▶ [STATED TASK]
Write out the material exactly, leaving every picture behind.
-- start DATA SUPPLIED --
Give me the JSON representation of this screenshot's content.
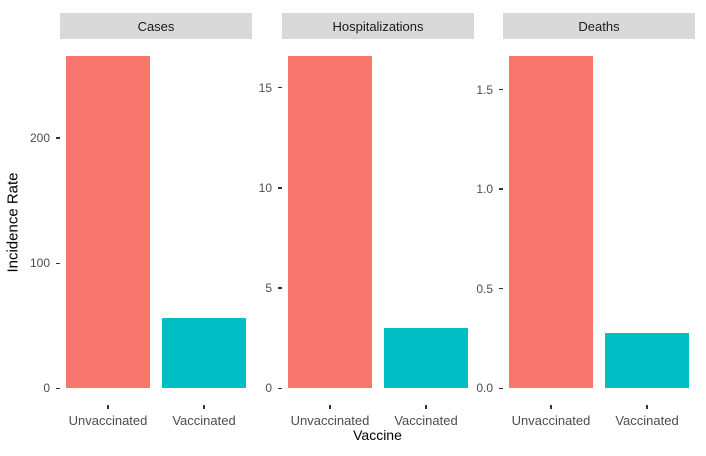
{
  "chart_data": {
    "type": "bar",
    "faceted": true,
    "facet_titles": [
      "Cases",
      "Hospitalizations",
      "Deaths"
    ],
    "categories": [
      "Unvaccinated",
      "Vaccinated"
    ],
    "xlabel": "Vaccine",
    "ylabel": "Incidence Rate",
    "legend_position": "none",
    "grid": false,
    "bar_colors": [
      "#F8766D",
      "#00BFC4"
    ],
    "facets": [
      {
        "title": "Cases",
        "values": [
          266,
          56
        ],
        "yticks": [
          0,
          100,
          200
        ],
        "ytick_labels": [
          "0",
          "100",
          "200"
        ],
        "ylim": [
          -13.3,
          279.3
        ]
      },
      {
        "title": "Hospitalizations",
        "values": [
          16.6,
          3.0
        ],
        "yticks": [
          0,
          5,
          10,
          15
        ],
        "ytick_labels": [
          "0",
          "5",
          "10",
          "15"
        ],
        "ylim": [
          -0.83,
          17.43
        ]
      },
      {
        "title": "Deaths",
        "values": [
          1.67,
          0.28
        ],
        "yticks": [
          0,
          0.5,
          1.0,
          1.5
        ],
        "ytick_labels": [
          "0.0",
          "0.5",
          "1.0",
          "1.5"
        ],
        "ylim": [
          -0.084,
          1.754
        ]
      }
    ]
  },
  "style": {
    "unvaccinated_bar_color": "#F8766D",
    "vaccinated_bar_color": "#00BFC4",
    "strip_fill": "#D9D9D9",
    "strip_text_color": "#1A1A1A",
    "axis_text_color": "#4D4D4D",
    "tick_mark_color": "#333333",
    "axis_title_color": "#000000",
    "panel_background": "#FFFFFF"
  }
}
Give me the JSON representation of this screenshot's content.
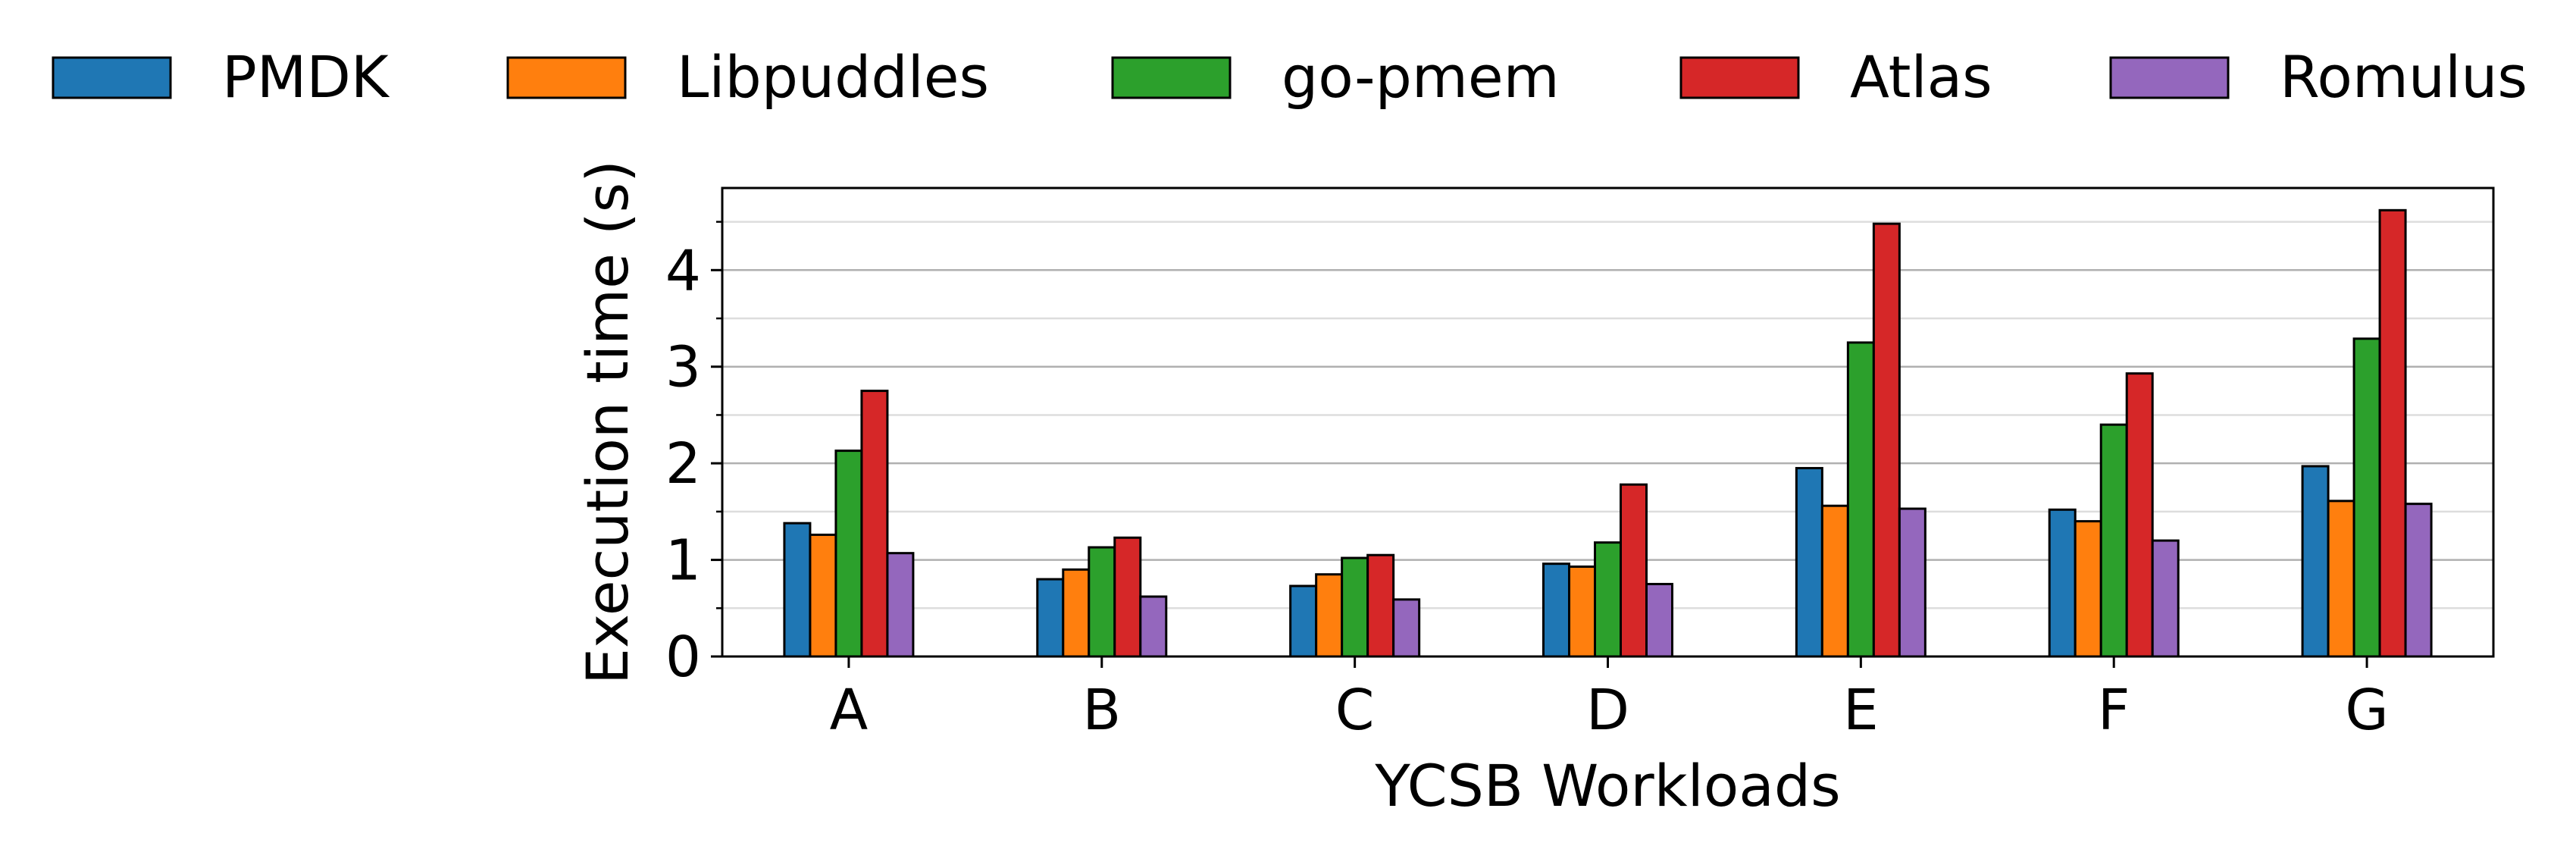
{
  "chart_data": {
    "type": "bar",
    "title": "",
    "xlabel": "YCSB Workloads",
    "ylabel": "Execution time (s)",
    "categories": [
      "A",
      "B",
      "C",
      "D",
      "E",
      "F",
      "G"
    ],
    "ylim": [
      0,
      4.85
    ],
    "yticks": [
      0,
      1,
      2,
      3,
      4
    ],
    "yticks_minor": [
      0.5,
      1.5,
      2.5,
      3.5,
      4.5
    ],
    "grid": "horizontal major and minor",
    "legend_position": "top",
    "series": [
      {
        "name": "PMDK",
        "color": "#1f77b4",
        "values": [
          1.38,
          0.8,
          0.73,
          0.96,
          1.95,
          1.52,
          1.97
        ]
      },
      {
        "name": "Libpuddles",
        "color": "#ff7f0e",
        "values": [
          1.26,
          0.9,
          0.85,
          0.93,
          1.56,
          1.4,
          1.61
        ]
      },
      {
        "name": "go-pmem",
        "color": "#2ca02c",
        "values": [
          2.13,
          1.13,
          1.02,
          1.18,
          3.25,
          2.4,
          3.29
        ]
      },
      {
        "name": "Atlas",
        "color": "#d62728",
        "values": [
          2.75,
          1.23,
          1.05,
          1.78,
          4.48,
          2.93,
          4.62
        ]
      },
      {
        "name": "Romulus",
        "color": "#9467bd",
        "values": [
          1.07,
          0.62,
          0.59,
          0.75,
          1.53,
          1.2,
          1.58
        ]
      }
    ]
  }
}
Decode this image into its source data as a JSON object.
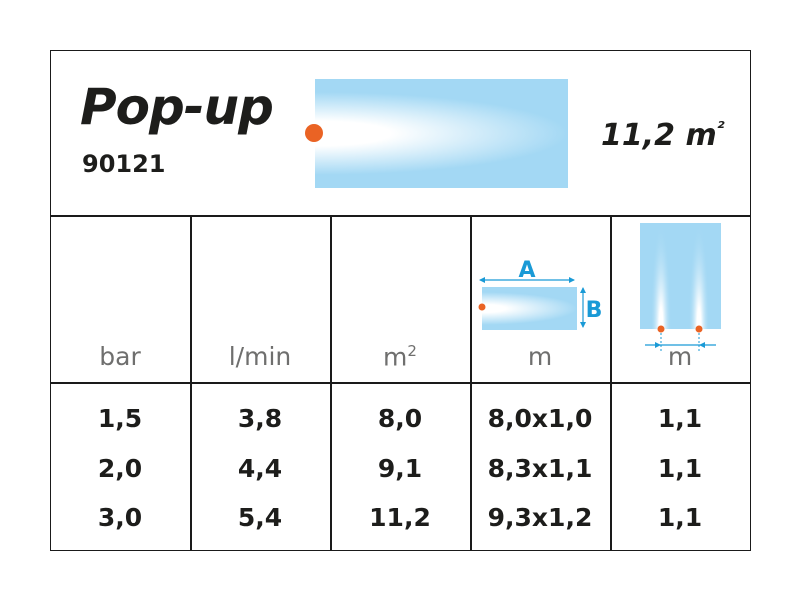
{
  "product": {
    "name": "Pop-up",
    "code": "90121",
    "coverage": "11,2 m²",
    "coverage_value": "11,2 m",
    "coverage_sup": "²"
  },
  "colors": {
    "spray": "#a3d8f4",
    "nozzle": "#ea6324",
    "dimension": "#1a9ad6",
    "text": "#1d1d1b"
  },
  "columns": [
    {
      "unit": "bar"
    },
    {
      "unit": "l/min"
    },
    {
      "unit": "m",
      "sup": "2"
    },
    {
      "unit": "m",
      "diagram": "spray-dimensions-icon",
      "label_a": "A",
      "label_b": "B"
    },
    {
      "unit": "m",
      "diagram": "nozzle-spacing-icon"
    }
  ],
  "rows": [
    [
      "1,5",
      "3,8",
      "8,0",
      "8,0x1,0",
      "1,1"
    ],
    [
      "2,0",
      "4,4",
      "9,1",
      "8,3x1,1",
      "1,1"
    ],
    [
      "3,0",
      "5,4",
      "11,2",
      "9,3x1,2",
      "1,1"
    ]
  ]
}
-- end DATA SUPPLIED --
▶ [REPLY TO THE TASK]
Give me the JSON representation of this screenshot's content.
{
  "chart_data": {
    "type": "bar",
    "faceted": true,
    "facet_titles": [
      "Cases",
      "Hospitalizations",
      "Deaths"
    ],
    "categories": [
      "Unvaccinated",
      "Vaccinated"
    ],
    "xlabel": "Vaccine",
    "ylabel": "Incidence Rate",
    "legend_position": "none",
    "grid": false,
    "bar_colors": [
      "#F8766D",
      "#00BFC4"
    ],
    "facets": [
      {
        "title": "Cases",
        "values": [
          266,
          56
        ],
        "yticks": [
          0,
          100,
          200
        ],
        "ytick_labels": [
          "0",
          "100",
          "200"
        ],
        "ylim": [
          -13.3,
          279.3
        ]
      },
      {
        "title": "Hospitalizations",
        "values": [
          16.6,
          3.0
        ],
        "yticks": [
          0,
          5,
          10,
          15
        ],
        "ytick_labels": [
          "0",
          "5",
          "10",
          "15"
        ],
        "ylim": [
          -0.83,
          17.43
        ]
      },
      {
        "title": "Deaths",
        "values": [
          1.67,
          0.28
        ],
        "yticks": [
          0,
          0.5,
          1.0,
          1.5
        ],
        "ytick_labels": [
          "0.0",
          "0.5",
          "1.0",
          "1.5"
        ],
        "ylim": [
          -0.084,
          1.754
        ]
      }
    ]
  },
  "style": {
    "unvaccinated_bar_color": "#F8766D",
    "vaccinated_bar_color": "#00BFC4",
    "strip_fill": "#D9D9D9",
    "strip_text_color": "#1A1A1A",
    "axis_text_color": "#4D4D4D",
    "tick_mark_color": "#333333",
    "axis_title_color": "#000000",
    "panel_background": "#FFFFFF"
  }
}
Give me the JSON representation of this screenshot's content.
{
  "chart_data": {
    "type": "bar",
    "title": "",
    "xlabel": "YCSB Workloads",
    "ylabel": "Execution time (s)",
    "categories": [
      "A",
      "B",
      "C",
      "D",
      "E",
      "F",
      "G"
    ],
    "ylim": [
      0,
      4.85
    ],
    "yticks": [
      0,
      1,
      2,
      3,
      4
    ],
    "yticks_minor": [
      0.5,
      1.5,
      2.5,
      3.5,
      4.5
    ],
    "grid": "horizontal major and minor",
    "legend_position": "top",
    "series": [
      {
        "name": "PMDK",
        "color": "#1f77b4",
        "values": [
          1.38,
          0.8,
          0.73,
          0.96,
          1.95,
          1.52,
          1.97
        ]
      },
      {
        "name": "Libpuddles",
        "color": "#ff7f0e",
        "values": [
          1.26,
          0.9,
          0.85,
          0.93,
          1.56,
          1.4,
          1.61
        ]
      },
      {
        "name": "go-pmem",
        "color": "#2ca02c",
        "values": [
          2.13,
          1.13,
          1.02,
          1.18,
          3.25,
          2.4,
          3.29
        ]
      },
      {
        "name": "Atlas",
        "color": "#d62728",
        "values": [
          2.75,
          1.23,
          1.05,
          1.78,
          4.48,
          2.93,
          4.62
        ]
      },
      {
        "name": "Romulus",
        "color": "#9467bd",
        "values": [
          1.07,
          0.62,
          0.59,
          0.75,
          1.53,
          1.2,
          1.58
        ]
      }
    ]
  }
}
Decode this image into its source data as a JSON object.
{
  "product": {
    "name": "Pop-up",
    "code": "90121",
    "coverage": "11,2 m²",
    "coverage_value": "11,2 m",
    "coverage_sup": "²"
  },
  "colors": {
    "spray": "#a3d8f4",
    "nozzle": "#ea6324",
    "dimension": "#1a9ad6",
    "text": "#1d1d1b"
  },
  "columns": [
    {
      "unit": "bar"
    },
    {
      "unit": "l/min"
    },
    {
      "unit": "m",
      "sup": "2"
    },
    {
      "unit": "m",
      "diagram": "spray-dimensions-icon",
      "label_a": "A",
      "label_b": "B"
    },
    {
      "unit": "m",
      "diagram": "nozzle-spacing-icon"
    }
  ],
  "rows": [
    [
      "1,5",
      "3,8",
      "8,0",
      "8,0x1,0",
      "1,1"
    ],
    [
      "2,0",
      "4,4",
      "9,1",
      "8,3x1,1",
      "1,1"
    ],
    [
      "3,0",
      "5,4",
      "11,2",
      "9,3x1,2",
      "1,1"
    ]
  ]
}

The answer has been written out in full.